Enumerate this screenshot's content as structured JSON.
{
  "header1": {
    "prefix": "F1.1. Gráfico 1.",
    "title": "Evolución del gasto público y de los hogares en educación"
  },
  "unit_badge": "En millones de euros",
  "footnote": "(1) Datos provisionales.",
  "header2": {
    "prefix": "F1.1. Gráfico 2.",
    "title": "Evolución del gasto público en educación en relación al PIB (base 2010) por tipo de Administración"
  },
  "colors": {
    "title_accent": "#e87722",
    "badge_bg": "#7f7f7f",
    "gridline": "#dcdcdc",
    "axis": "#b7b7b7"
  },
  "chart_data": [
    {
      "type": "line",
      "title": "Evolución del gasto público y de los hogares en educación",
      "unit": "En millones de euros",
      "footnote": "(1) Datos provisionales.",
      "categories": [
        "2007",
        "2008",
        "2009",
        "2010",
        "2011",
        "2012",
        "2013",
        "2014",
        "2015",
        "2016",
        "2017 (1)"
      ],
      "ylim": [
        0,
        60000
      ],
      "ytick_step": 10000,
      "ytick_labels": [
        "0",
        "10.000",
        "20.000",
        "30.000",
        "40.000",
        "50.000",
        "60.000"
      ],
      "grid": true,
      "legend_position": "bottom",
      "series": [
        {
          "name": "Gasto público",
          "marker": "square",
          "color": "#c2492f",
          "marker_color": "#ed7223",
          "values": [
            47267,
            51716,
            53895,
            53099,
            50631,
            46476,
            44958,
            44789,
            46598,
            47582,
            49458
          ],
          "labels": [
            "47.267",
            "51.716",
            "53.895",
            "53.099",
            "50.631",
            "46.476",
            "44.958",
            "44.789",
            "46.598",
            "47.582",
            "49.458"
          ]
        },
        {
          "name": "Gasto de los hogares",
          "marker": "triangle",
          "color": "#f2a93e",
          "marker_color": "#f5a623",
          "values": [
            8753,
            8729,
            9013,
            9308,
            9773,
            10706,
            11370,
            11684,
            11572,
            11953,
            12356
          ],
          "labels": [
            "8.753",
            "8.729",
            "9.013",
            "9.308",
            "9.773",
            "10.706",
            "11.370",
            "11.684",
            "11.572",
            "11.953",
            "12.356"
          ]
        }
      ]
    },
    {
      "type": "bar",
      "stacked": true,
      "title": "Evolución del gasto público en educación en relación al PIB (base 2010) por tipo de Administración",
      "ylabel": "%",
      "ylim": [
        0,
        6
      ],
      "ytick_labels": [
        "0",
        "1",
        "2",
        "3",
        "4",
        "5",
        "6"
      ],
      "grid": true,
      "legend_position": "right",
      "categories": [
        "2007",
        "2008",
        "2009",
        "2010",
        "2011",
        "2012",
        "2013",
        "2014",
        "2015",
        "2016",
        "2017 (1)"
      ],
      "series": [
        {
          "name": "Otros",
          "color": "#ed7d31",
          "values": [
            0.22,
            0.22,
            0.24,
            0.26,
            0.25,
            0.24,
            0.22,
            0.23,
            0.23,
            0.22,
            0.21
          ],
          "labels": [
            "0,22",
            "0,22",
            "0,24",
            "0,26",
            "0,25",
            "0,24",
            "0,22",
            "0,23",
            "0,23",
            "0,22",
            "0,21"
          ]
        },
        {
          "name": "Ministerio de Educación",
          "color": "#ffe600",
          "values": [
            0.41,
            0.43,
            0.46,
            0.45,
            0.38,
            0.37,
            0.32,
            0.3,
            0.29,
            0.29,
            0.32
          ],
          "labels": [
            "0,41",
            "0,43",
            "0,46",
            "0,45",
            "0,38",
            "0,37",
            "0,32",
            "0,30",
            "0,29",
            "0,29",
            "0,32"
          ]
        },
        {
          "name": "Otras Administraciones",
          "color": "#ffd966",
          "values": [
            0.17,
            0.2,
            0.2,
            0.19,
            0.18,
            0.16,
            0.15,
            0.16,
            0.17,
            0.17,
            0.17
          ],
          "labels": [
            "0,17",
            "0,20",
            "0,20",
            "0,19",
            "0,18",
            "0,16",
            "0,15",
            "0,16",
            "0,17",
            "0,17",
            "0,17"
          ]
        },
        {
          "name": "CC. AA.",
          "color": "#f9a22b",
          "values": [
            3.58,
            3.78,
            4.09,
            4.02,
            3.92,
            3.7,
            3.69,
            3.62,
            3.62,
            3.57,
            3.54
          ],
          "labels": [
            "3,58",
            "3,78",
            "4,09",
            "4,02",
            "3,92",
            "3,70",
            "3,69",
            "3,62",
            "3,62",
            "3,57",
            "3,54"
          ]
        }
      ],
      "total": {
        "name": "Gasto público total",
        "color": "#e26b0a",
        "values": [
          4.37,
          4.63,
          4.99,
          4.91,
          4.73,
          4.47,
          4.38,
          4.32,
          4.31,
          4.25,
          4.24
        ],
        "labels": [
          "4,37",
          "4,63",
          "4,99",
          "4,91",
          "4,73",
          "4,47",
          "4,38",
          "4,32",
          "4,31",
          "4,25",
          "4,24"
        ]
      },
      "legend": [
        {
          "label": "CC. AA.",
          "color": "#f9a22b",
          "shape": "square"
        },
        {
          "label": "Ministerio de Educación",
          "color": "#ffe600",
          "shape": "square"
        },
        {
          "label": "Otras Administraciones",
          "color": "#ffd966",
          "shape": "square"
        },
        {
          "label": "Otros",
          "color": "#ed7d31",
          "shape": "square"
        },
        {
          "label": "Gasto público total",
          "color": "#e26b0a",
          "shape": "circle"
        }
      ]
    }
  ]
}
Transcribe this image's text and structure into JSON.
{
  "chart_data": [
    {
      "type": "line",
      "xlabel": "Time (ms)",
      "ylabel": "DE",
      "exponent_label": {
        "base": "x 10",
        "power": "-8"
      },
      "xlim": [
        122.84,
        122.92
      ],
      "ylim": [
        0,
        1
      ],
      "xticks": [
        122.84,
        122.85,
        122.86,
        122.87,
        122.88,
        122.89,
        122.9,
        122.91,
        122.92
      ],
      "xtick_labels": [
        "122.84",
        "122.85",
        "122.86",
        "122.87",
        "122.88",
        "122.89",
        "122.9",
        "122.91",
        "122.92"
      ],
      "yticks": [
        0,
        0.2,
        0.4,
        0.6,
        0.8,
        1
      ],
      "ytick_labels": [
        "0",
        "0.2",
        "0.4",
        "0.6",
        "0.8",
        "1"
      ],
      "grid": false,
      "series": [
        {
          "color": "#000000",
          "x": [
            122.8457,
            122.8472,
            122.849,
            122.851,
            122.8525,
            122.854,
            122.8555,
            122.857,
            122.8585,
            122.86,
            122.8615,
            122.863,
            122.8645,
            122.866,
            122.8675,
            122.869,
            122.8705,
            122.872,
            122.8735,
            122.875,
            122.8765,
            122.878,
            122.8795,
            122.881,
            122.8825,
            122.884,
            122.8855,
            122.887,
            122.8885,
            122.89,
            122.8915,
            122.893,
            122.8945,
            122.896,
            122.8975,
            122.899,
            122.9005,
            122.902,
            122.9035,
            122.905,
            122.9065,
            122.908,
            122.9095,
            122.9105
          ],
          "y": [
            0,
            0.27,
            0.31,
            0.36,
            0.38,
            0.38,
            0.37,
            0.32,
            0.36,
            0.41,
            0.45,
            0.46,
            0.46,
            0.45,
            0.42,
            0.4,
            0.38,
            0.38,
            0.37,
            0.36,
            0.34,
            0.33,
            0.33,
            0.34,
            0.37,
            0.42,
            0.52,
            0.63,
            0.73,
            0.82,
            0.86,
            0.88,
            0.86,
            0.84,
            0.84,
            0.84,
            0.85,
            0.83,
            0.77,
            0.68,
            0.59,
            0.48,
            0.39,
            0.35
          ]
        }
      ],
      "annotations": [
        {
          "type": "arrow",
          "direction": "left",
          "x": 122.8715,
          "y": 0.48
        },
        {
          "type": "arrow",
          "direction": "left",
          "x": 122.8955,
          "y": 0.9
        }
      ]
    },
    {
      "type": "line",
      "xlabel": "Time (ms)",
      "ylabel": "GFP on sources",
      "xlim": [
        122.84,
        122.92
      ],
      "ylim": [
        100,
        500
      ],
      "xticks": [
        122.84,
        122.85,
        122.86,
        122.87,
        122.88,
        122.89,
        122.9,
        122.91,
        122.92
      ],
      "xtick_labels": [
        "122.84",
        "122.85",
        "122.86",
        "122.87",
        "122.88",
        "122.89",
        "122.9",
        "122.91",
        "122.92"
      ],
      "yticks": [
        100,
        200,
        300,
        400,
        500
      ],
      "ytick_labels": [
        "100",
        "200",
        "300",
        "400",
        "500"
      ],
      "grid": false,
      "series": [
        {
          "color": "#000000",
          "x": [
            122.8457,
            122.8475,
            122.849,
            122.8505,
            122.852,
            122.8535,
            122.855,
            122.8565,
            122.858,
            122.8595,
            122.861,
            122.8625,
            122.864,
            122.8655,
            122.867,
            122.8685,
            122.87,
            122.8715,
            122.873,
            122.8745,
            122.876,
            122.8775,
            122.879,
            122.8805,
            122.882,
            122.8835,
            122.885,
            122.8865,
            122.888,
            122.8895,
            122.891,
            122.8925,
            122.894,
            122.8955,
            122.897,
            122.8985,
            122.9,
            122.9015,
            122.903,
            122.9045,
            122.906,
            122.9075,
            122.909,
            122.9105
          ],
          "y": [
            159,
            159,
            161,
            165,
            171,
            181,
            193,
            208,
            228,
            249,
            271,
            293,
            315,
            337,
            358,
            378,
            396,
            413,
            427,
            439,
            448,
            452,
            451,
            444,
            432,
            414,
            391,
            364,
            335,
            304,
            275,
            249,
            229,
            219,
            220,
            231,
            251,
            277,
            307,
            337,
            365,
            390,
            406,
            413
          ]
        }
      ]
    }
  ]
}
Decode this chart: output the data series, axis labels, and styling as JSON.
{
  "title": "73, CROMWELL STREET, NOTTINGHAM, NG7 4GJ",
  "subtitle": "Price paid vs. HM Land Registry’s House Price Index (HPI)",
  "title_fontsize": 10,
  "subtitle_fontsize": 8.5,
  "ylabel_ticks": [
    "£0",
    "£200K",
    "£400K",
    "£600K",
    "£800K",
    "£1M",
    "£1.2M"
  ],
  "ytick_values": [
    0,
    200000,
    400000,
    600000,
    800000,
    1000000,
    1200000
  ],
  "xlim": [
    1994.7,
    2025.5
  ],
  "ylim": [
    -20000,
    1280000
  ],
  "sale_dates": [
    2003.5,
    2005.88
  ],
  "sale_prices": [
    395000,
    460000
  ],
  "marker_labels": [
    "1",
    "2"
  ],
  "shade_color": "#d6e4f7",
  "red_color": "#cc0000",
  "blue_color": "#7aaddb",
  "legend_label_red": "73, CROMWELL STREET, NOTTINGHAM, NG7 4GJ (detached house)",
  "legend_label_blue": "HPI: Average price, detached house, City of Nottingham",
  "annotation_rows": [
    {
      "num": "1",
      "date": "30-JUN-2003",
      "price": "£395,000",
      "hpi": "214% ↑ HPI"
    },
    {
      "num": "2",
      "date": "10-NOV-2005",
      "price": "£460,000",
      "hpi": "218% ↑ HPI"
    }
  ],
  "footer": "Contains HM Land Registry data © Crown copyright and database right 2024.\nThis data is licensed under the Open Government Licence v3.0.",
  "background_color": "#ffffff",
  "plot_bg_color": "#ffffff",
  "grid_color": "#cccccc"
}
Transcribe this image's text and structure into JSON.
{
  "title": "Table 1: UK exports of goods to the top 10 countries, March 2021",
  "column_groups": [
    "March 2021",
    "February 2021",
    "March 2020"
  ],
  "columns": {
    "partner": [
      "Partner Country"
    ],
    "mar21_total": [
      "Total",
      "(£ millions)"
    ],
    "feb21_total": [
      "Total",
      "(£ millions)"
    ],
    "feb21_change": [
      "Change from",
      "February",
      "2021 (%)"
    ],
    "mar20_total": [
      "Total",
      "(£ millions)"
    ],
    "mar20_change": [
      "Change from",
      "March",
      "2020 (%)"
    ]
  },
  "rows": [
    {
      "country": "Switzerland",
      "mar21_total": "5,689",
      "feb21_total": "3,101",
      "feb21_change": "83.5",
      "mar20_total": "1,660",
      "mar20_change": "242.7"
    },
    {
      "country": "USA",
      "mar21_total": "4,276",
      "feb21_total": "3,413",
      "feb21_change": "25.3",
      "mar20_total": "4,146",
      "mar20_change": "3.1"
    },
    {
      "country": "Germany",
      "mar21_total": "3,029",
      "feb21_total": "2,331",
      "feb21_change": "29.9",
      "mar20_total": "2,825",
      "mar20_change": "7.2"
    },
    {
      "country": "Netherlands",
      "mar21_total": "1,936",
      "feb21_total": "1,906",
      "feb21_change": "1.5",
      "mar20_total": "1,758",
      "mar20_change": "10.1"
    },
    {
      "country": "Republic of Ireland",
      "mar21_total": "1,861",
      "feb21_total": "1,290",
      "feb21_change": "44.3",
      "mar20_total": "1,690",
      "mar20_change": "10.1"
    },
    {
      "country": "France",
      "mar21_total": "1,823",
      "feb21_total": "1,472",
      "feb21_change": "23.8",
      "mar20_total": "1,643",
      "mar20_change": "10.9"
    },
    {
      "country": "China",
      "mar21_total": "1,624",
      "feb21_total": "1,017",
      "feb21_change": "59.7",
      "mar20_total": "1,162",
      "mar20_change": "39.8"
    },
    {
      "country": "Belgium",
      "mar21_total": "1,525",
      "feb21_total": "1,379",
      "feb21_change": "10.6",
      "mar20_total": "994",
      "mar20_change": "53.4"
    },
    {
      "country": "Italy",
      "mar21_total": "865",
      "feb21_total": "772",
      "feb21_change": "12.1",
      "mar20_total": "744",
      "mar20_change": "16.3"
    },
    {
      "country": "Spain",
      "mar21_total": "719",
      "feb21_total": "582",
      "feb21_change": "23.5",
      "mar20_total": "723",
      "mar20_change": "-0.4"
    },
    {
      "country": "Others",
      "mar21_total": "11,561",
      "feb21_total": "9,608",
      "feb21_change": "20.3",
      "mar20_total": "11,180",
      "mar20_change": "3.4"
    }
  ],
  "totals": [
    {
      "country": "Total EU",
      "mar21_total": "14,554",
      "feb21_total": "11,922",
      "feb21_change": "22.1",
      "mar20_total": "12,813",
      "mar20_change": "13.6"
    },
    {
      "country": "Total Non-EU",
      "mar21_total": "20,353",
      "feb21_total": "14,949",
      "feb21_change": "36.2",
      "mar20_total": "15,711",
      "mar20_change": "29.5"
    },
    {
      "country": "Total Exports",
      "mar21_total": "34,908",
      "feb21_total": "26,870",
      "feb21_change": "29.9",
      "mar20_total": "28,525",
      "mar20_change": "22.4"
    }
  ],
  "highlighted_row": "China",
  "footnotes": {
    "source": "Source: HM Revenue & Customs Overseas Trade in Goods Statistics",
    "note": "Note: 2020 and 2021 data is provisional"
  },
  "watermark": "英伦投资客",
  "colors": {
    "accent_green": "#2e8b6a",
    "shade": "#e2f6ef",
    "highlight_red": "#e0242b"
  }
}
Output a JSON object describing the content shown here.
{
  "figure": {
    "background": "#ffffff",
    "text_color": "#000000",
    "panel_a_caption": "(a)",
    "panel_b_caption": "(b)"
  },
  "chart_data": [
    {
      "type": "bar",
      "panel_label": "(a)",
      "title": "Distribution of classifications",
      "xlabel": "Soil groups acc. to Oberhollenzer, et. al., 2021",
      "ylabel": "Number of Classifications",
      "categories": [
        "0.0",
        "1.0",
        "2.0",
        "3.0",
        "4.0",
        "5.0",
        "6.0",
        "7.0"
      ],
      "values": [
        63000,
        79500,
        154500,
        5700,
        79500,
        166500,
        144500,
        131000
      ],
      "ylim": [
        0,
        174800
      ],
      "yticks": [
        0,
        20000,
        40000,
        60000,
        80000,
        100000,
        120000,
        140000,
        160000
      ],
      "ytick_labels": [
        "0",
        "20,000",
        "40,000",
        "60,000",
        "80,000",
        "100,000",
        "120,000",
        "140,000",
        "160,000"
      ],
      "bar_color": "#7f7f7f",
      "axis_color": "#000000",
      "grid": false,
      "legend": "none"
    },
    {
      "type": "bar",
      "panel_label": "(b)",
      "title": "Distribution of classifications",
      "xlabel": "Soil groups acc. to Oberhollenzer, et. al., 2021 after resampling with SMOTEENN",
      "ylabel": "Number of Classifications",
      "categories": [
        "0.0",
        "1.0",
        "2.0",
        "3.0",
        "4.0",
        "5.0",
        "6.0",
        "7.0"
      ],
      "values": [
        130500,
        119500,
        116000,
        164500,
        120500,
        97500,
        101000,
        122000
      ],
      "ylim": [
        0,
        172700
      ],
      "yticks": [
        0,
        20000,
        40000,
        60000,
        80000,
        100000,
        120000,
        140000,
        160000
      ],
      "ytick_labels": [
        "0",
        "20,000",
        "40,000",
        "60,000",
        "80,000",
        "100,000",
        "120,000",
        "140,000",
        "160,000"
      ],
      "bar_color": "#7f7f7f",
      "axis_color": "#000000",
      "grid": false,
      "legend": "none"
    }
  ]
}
────────────────
- [REQUIREMENT]: Tally the lines of the preceding listing in which the word "STREET" appears; state nothing but the total.

- [TASK OUTPUT]: 2